Rimmed and capped steels, however, tend to strain age because they contain greater amounts of nitrogen in solid solution
(typically 6 to 30 ppm).
Control of Flatness
Plain carbon steel sheet is ordinarily sold to two standards of flatness:
· Commercial flatness, which is used where flatness is important but not critical
· The stretcher-level standard of flatness, which is required when little or no forming is to be done and the
product is required to be flat and free from waves or oil can, or when flatness is necessary to ensure
smooth automatic feeding of forming equipment.
The permissible variations for the flatness of hot- and cold-rolled sheet have been established by the Technical Committee
of the American Iron and Steel Institute and are given in the AISI Steel Products Manual. Commercial flatness can
usually be produced by roller leveling or by temper rolling and roller leveling, but where very flat sheet is required,
producers may have to resort to stretcher leveling, tension leveling, or other leveling processes.
In temper rolling, the steel is cold reduced, usually by 1
to 2%, which is also effective for removing yield point
elongation and preventing stretcher strains.

**Data provided**
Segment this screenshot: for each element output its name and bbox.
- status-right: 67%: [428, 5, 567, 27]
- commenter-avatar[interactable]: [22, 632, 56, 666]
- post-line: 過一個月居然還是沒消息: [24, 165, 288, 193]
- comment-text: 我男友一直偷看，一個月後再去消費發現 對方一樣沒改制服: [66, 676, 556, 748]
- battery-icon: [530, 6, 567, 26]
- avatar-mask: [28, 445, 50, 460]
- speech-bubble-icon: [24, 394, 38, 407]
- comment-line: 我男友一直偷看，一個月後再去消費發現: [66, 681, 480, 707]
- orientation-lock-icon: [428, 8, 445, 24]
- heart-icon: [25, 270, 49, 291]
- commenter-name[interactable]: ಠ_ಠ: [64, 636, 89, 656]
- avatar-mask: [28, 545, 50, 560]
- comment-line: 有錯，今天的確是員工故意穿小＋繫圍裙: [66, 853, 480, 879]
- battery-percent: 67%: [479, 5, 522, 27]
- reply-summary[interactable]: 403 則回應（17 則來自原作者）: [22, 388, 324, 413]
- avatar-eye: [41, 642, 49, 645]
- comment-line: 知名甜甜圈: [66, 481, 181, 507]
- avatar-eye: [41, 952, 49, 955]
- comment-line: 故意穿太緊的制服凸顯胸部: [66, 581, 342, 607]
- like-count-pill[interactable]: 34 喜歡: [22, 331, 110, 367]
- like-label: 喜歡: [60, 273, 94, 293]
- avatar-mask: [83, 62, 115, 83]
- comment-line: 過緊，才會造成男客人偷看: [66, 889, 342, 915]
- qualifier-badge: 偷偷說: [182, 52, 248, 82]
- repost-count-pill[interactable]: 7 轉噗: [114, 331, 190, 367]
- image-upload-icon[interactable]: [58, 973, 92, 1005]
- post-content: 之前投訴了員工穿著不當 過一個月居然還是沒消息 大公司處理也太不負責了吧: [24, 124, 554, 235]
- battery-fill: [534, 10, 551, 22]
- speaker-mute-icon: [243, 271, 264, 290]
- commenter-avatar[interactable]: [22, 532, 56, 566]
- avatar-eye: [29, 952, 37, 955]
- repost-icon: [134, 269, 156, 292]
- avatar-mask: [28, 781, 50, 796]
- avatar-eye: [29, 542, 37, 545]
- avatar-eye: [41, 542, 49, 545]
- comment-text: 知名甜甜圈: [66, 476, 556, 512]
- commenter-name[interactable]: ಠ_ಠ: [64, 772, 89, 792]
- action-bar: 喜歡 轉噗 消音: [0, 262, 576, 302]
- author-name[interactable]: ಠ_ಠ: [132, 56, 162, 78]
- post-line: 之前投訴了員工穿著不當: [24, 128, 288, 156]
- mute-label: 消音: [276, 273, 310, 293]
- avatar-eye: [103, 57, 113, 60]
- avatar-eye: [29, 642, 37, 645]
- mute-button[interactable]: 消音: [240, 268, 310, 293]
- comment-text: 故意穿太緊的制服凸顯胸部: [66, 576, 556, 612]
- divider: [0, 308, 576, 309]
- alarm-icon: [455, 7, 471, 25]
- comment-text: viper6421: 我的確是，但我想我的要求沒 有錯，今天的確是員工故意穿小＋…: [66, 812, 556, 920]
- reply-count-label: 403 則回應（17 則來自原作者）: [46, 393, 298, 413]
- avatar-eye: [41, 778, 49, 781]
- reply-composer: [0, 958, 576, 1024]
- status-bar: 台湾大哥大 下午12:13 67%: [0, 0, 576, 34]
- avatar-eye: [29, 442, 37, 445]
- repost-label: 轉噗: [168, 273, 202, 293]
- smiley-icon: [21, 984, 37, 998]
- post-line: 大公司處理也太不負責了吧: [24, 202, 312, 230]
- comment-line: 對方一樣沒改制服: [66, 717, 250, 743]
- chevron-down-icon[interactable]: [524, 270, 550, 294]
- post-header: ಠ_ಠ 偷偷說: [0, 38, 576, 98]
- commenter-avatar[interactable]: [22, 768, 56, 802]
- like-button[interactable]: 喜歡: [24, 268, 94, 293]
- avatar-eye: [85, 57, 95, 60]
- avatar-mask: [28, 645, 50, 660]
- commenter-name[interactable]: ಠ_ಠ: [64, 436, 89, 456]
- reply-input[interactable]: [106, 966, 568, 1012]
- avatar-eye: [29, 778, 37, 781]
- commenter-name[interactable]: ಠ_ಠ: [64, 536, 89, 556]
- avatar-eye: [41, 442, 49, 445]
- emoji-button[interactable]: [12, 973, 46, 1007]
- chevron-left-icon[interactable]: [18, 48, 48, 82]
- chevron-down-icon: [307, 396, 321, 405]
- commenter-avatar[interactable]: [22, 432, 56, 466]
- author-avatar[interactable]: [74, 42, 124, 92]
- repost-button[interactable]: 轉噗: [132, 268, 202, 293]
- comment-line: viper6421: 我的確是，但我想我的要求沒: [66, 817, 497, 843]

**To do**
(a) Copy out the part of the steel sheet passage that opens with the words containing "The permissible variations" and closes with "preventing stretcher strains.".
(b) Answer these from the steel sheet passage above:
(i) How much nitrogen in solid solution do rimmed and capped steels typically contain?
(ii) Which organization's Technical Committee established the permissible flatness variations for hot- and cold-rolled sheet?
(iii) By what percentage is the steel usually cold reduced in temper rolling?

**Answers given**
(a)
The permissible variations for the flatness of hot- and cold-rolled sheet have been established by the Technical Committee
of the American Iron and Steel Institute and are given in the AISI Steel Products Manual. Commercial flatness can
usually be produced by roller leveling or by temper rolling and roller leveling, but where very flat sheet is required,
producers may have to resort to stretcher leveling, tension leveling, or other leveling processes.
In temper rolling, the steel is cold reduced, usually by 1
to 2%, which is also effective for removing yield point
elongation and preventing stretcher strains.

(b)
(i) 6 to 30 ppm
(ii) The American Iron and Steel Institute
(iii) 1 to 2%